* [GIVEN REQUEST] Gather all lines containing the string "notepad" and copy them out.

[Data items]
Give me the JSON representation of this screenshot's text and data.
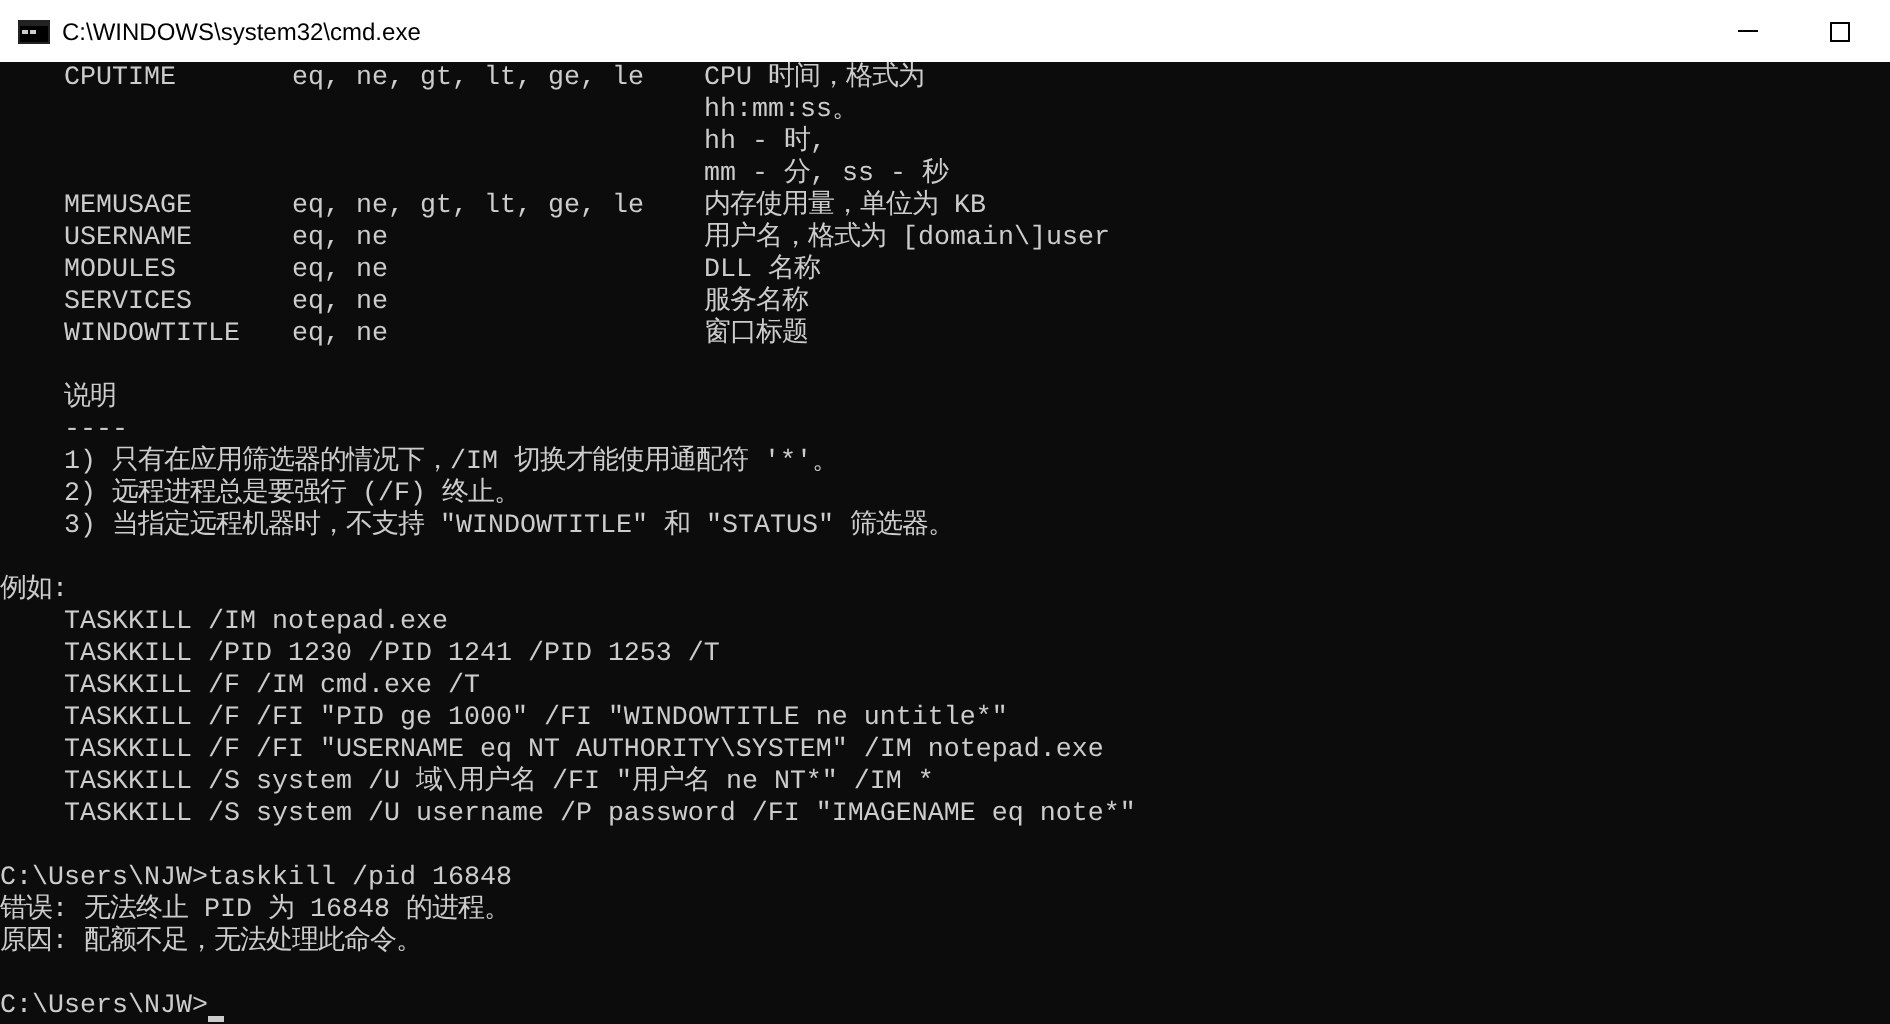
{
  "window": {
    "title": "C:\\WINDOWS\\system32\\cmd.exe"
  },
  "filters": [
    {
      "name": "CPUTIME",
      "operators": "eq, ne, gt, lt, ge, le",
      "description": [
        "CPU 时间，格式为",
        "hh:mm:ss。",
        "hh - 时,",
        "mm - 分, ss - 秒"
      ]
    },
    {
      "name": "MEMUSAGE",
      "operators": "eq, ne, gt, lt, ge, le",
      "description": [
        "内存使用量，单位为 KB"
      ]
    },
    {
      "name": "USERNAME",
      "operators": "eq, ne",
      "description": [
        "用户名，格式为 [domain\\]user"
      ]
    },
    {
      "name": "MODULES",
      "operators": "eq, ne",
      "description": [
        "DLL 名称"
      ]
    },
    {
      "name": "SERVICES",
      "operators": "eq, ne",
      "description": [
        "服务名称"
      ]
    },
    {
      "name": "WINDOWTITLE",
      "operators": "eq, ne",
      "description": [
        "窗口标题"
      ]
    }
  ],
  "notes": {
    "heading": "说明",
    "rule": "----",
    "items": [
      "1) 只有在应用筛选器的情况下，/IM 切换才能使用通配符 '*'。",
      "2) 远程进程总是要强行 (/F) 终止。",
      "3) 当指定远程机器时，不支持 \"WINDOWTITLE\" 和 \"STATUS\" 筛选器。"
    ]
  },
  "examples": {
    "heading": "例如:",
    "items": [
      "TASKKILL /IM notepad.exe",
      "TASKKILL /PID 1230 /PID 1241 /PID 1253 /T",
      "TASKKILL /F /IM cmd.exe /T",
      "TASKKILL /F /FI \"PID ge 1000\" /FI \"WINDOWTITLE ne untitle*\"",
      "TASKKILL /F /FI \"USERNAME eq NT AUTHORITY\\SYSTEM\" /IM notepad.exe",
      "TASKKILL /S system /U 域\\用户名 /FI \"用户名 ne NT*\" /IM *",
      "TASKKILL /S system /U username /P password /FI \"IMAGENAME eq note*\""
    ]
  },
  "session": {
    "command_line": "C:\\Users\\NJW>taskkill /pid 16848",
    "output": [
      "错误: 无法终止 PID 为 16848 的进程。",
      "原因: 配额不足，无法处理此命令。"
    ],
    "prompt": "C:\\Users\\NJW>"
  }
}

* [ANSWER TO THE EXERCISE]
      "TASKKILL /IM notepad.exe",
      "TASKKILL /F /FI \"USERNAME eq NT AUTHORITY\\SYSTEM\" /IM notepad.exe",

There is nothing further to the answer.